• Written instruction:
Read the material below. Count the lines containing "whitecoschools" and give that count alone.

________________

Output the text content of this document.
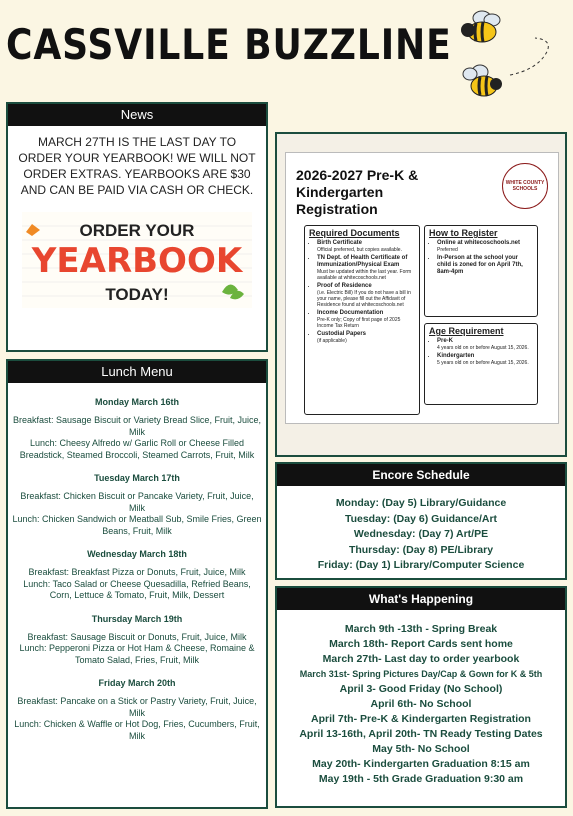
CASSVILLE BUZZLINE
News
MARCH 27TH IS THE LAST DAY TO ORDER YOUR YEARBOOK! WE WILL NOT ORDER EXTRAS. YEARBOOKS ARE $30 AND CAN BE PAID VIA CASH OR CHECK.
ORDER YOUR
YEARBOOK
TODAY!
Lunch Menu
Monday March 16th
Breakfast: Sausage Biscuit or Variety Bread Slice, Fruit, Juice, Milk
Lunch: Cheesy Alfredo w/ Garlic Roll or Cheese Filled Breadstick, Steamed Broccoli, Steamed Carrots, Fruit, Milk
Tuesday March 17th
Breakfast: Chicken Biscuit or Pancake Variety, Fruit, Juice, Milk
Lunch: Chicken Sandwich or Meatball Sub, Smile Fries, Green Beans, Fruit, Milk
Wednesday March 18th
Breakfast: Breakfast Pizza or Donuts, Fruit, Juice, Milk
Lunch: Taco Salad or Cheese Quesadilla, Refried Beans, Corn, Lettuce & Tomato, Fruit, Milk, Dessert
Thursday March 19th
Breakfast: Sausage Biscuit or Donuts, Fruit, Juice, Milk
Lunch: Pepperoni Pizza or Hot Ham & Cheese, Romaine & Tomato Salad, Fries, Fruit, Milk
Friday March 20th
Breakfast: Pancake on a Stick or Pastry Variety, Fruit, Juice, Milk
Lunch: Chicken & Waffle or Hot Dog, Fries, Cucumbers, Fruit, Milk
2026-2027 Pre-K & Kindergarten Registration
WHITE COUNTY SCHOOLS
Required Documents
• Birth Certificate
Official preferred, but copies available.
• TN Dept. of Health Certificate of Immunization/Physical Exam
Must be updated within the last year. Form available at whitecoschools.net
• Proof of Residence
(i.e. Electric Bill) If you do not have a bill in your name, please fill out the Affidavit of Residence found at whitecoschools.net
• Income Documentation
Pre-K only; Copy of first page of 2025 Income Tax Return
• Custodial Papers
(if applicable)
How to Register
• Online at whitecoschools.net
Preferred
• In-Person at the school your child is zoned for on April 7th, 8am-4pm
Age Requirement
• Pre-K
4 years old on or before August 15, 2026.
• Kindergarten
5 years old on or before August 15, 2026.
Encore Schedule
Monday: (Day 5) Library/Guidance
Tuesday: (Day 6) Guidance/Art
Wednesday: (Day 7) Art/PE
Thursday: (Day 8) PE/Library
Friday: (Day 1) Library/Computer Science
What's Happening
March 9th -13th - Spring Break
March 18th- Report Cards sent home
March 27th- Last day to order yearbook
March 31st- Spring Pictures Day/Cap & Gown for K & 5th
April 3- Good Friday (No School)
April 6th- No School
April 7th- Pre-K & Kindergarten Registration
April 13-16th, April 20th- TN Ready Testing Dates
May 5th- No School
May 20th- Kindergarten Graduation 8:15 am
May 19th - 5th Grade Graduation 9:30 am
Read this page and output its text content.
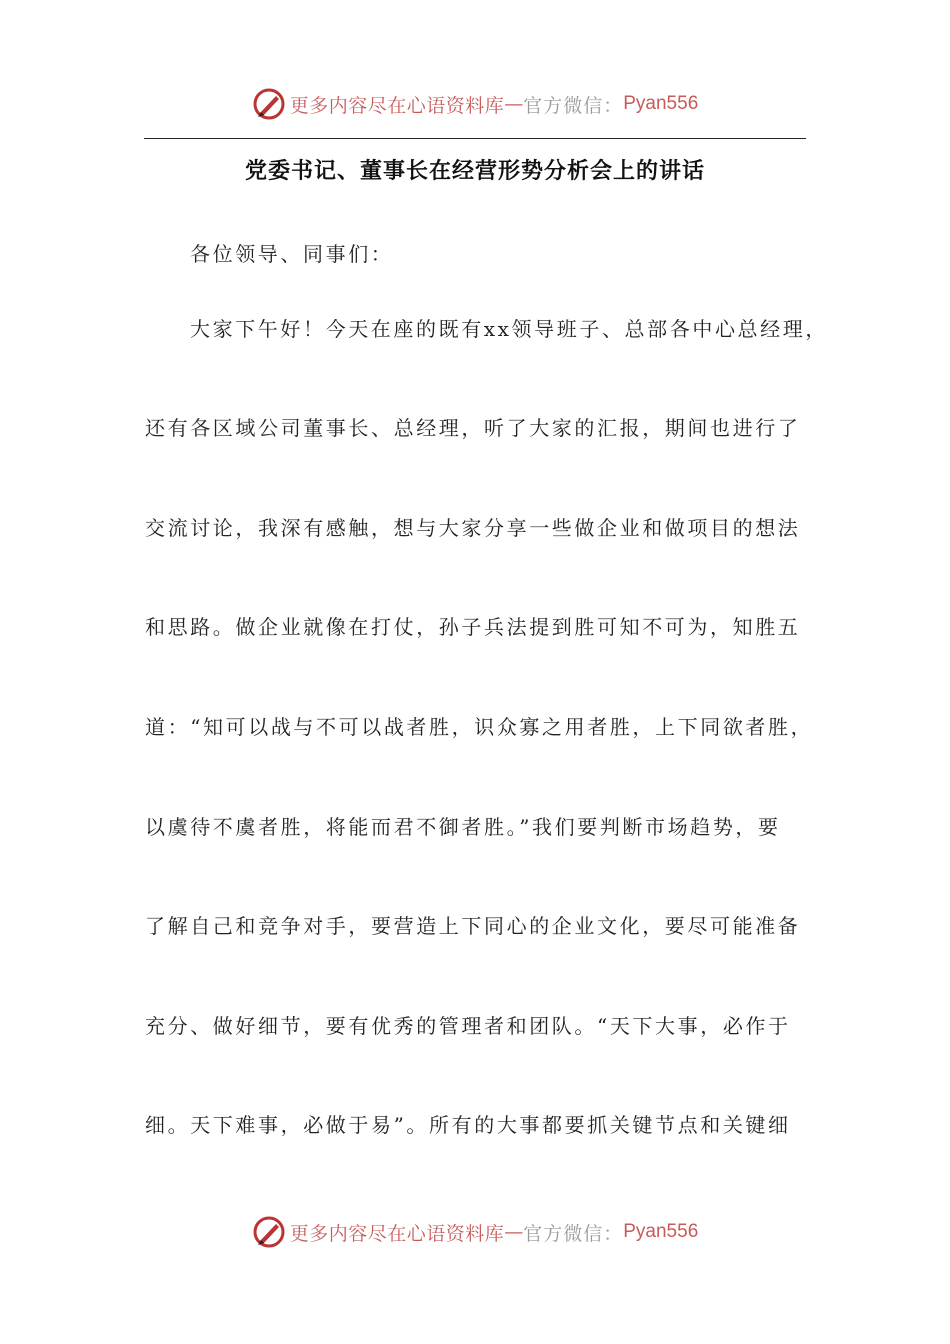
更多内容尽在心语资料库 — 官方微信： Pyan556
党委书记、董事长在经营形势分析会上的讲话
各位领导、同事们：
大家下午好！今天在座的既有xx领导班子、总部各中心总经理，
还有各区域公司董事长、总经理，听了大家的汇报，期间也进行了
交流讨论，我深有感触，想与大家分享一些做企业和做项目的想法
和思路。做企业就像在打仗，孙子兵法提到胜可知不可为，知胜五
道：“知可以战与不可以战者胜，识众寡之用者胜，上下同欲者胜，
以虞待不虞者胜，将能而君不御者胜。”我们要判断市场趋势，要
了解自己和竞争对手，要营造上下同心的企业文化，要尽可能准备
充分、做好细节，要有优秀的管理者和团队。“天下大事，必作于
细。天下难事，必做于易”。所有的大事都要抓关键节点和关键细
更多内容尽在心语资料库 — 官方微信： Pyan556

________________

• Exercise solution:
3